== SOURCE RECORDS

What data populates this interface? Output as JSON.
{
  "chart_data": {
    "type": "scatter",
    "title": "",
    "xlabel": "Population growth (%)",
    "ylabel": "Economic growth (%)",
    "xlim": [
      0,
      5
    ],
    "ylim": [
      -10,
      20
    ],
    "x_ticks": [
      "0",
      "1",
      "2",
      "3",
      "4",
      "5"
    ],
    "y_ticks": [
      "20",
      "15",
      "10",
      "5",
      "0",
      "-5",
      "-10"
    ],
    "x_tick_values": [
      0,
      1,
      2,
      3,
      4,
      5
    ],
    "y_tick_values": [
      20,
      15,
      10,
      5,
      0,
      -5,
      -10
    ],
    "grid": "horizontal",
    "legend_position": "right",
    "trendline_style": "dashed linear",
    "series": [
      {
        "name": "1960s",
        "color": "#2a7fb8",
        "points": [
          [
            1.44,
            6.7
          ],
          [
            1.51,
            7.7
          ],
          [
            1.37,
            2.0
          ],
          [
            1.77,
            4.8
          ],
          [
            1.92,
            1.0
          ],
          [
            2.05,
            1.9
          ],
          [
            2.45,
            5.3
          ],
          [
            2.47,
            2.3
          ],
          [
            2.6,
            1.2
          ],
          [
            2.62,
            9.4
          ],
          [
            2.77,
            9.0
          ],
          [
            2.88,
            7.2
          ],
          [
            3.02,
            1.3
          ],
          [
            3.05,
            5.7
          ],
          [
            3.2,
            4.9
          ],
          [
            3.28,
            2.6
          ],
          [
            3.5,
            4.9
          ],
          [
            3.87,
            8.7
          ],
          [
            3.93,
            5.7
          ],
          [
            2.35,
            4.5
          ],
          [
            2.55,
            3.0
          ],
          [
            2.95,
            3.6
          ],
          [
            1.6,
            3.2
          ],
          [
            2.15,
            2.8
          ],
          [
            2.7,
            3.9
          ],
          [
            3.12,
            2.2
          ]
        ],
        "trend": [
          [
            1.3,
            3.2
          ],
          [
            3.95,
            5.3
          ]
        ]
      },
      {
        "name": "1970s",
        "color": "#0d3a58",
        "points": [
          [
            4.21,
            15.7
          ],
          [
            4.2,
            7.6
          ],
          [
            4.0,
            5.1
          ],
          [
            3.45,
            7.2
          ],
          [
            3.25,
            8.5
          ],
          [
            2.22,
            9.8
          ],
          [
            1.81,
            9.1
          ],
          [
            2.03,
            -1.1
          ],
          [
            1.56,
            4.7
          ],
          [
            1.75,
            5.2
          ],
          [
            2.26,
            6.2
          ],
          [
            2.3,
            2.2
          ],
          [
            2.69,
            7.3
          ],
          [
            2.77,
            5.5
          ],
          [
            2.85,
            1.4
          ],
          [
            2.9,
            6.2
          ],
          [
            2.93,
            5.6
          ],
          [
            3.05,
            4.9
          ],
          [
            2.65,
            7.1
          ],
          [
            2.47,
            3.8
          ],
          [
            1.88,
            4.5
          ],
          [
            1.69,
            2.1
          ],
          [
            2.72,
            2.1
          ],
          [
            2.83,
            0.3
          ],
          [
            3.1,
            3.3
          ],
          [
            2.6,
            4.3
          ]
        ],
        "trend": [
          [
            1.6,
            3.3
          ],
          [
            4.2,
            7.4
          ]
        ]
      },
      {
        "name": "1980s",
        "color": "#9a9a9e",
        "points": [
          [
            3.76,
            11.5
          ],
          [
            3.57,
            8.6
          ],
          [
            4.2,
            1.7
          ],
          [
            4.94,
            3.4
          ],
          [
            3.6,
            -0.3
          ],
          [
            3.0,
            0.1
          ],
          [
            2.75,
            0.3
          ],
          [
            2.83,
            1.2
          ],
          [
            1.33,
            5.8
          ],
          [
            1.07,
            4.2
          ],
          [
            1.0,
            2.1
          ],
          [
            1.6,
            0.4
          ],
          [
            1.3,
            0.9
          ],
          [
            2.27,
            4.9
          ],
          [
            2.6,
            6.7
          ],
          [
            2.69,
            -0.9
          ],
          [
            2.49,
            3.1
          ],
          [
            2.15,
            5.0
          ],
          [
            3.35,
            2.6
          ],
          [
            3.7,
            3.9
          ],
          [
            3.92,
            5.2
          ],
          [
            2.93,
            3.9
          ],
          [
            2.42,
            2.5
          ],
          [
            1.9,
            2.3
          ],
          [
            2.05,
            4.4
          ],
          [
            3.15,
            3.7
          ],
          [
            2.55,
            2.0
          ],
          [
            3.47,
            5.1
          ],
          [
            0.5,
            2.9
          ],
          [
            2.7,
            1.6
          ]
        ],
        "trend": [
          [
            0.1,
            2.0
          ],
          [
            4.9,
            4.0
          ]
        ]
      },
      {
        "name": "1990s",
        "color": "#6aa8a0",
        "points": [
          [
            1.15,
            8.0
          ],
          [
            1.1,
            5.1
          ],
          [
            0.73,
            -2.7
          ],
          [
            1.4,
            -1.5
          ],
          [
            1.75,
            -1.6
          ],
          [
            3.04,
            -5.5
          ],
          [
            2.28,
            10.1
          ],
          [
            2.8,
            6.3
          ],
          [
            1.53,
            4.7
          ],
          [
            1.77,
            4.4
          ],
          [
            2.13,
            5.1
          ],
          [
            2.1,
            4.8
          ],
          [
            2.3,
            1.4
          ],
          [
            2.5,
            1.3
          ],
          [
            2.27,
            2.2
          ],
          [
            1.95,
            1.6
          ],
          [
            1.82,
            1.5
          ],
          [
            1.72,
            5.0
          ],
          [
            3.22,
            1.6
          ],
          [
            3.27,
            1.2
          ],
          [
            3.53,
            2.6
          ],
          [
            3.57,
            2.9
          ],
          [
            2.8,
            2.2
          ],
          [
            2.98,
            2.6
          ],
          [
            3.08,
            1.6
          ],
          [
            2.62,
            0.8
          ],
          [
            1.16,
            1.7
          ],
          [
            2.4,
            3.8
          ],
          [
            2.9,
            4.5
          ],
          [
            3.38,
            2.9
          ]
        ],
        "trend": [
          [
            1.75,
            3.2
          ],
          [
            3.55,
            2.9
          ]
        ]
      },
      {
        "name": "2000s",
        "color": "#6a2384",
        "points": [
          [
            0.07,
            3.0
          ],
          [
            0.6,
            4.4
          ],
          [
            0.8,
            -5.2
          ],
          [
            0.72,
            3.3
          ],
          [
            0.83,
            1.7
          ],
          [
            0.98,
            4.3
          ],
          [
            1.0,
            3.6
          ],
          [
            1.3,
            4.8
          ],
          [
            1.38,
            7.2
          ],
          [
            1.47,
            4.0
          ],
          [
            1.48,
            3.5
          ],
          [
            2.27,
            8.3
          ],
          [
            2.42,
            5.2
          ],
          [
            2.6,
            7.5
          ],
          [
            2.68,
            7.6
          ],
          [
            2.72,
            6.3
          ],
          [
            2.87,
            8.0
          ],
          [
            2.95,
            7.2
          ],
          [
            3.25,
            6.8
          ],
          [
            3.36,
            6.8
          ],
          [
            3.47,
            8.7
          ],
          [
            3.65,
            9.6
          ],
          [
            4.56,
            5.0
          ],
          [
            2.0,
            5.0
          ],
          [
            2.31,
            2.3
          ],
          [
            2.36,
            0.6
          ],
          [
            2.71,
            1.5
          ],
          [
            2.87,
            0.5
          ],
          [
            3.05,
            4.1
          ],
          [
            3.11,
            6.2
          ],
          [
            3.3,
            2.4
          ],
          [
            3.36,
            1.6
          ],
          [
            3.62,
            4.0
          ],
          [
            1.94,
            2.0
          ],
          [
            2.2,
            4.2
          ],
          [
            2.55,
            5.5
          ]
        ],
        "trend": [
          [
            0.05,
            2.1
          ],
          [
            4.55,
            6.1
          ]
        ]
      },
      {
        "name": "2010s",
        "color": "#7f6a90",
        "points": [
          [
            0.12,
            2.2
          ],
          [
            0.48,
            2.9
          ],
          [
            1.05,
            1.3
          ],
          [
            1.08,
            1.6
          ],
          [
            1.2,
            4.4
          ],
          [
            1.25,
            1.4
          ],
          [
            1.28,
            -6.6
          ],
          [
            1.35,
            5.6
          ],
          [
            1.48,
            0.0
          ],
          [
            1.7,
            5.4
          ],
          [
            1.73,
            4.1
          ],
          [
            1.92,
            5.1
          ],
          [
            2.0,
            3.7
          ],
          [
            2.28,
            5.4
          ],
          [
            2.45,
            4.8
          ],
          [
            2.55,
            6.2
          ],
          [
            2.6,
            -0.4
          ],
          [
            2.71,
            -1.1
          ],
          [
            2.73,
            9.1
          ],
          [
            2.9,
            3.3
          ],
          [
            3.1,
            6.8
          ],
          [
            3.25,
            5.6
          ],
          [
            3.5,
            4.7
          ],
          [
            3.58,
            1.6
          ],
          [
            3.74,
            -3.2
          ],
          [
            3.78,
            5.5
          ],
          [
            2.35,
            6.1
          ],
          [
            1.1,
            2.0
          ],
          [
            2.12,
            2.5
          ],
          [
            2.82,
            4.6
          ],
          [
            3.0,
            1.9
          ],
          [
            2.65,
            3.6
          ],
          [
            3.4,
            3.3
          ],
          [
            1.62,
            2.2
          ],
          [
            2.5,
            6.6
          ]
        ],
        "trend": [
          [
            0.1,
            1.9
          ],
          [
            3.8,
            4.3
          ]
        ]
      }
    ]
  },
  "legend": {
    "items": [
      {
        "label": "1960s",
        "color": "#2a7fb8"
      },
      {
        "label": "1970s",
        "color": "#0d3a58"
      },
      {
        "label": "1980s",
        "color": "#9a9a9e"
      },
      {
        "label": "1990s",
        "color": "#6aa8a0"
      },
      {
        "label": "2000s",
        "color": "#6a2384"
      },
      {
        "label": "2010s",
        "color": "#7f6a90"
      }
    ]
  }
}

====
== SOURCE RECORDS

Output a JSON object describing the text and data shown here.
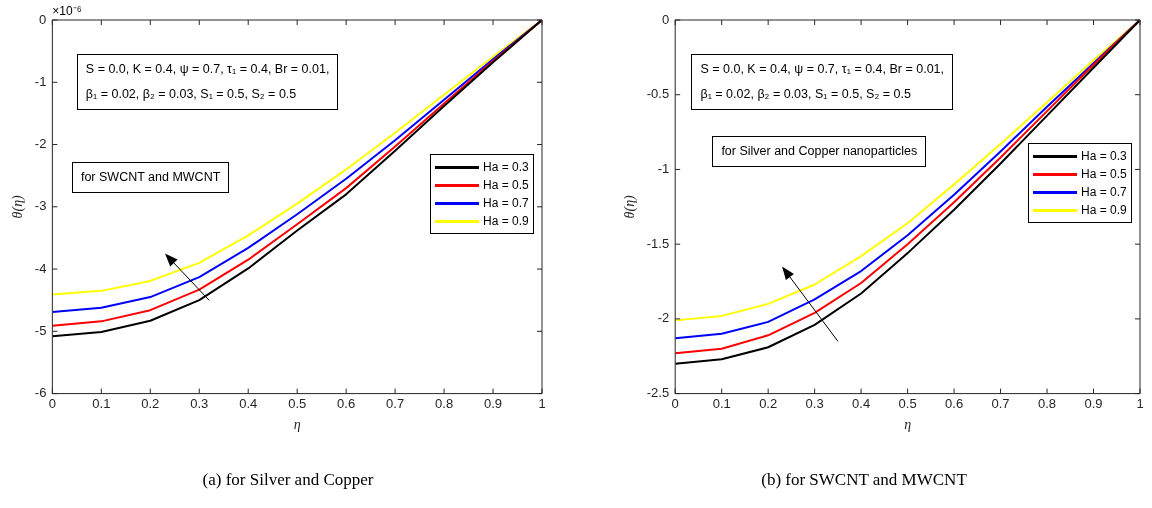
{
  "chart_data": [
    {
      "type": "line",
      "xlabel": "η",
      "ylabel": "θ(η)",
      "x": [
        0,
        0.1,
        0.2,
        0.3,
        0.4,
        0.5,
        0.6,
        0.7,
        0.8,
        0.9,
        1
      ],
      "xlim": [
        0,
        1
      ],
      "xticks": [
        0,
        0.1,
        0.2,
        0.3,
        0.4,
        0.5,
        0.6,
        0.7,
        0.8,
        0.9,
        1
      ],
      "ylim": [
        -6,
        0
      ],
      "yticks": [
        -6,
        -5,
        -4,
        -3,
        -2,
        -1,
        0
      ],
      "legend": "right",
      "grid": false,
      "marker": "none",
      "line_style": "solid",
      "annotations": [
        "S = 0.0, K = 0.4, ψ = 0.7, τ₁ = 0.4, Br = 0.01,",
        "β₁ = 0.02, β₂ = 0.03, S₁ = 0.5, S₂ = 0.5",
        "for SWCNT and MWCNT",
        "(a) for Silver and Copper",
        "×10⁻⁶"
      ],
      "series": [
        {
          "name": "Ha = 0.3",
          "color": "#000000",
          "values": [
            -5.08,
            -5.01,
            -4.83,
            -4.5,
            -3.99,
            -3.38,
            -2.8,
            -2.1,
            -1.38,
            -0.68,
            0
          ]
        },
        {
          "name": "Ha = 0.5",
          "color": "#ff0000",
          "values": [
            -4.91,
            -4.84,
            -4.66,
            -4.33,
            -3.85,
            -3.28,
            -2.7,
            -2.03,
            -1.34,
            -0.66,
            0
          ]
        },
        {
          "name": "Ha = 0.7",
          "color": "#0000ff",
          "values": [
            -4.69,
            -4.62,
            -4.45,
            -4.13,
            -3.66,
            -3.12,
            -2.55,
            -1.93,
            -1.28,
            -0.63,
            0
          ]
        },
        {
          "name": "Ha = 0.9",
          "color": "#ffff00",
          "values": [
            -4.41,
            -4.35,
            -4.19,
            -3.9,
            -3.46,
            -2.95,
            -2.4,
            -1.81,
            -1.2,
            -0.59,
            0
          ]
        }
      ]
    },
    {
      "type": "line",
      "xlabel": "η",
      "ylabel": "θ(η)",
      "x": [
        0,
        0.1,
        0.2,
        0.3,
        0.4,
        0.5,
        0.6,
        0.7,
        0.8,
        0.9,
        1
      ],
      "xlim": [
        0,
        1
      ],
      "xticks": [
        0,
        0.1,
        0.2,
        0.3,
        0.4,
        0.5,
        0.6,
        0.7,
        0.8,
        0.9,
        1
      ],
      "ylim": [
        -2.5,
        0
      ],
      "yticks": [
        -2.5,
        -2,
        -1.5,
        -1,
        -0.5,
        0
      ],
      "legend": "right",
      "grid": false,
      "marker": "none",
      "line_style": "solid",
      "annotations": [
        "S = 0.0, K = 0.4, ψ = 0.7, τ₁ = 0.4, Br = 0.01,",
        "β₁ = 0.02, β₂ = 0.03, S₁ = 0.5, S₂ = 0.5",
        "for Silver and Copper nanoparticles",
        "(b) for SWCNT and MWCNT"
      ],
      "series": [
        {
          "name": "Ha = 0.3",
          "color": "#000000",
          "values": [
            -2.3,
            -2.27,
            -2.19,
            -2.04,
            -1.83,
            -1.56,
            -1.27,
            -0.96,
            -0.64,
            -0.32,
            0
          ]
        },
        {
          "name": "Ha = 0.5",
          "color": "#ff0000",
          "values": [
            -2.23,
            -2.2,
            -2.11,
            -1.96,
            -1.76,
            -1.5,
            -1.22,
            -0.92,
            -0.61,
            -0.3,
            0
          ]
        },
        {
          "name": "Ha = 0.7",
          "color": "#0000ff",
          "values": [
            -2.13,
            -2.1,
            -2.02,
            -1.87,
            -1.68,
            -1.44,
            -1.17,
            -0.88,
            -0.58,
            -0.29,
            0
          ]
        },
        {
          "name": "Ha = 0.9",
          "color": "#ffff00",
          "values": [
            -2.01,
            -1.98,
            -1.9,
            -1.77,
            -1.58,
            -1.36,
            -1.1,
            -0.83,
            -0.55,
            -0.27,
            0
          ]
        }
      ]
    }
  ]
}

====

*INSTRUCTION*:
Pick out the lines that have the word "Copper". Copy them all.

*WRITTEN RESPONSE*:
        "(a) for Silver and Copper",
        "for Silver and Copper nanoparticles",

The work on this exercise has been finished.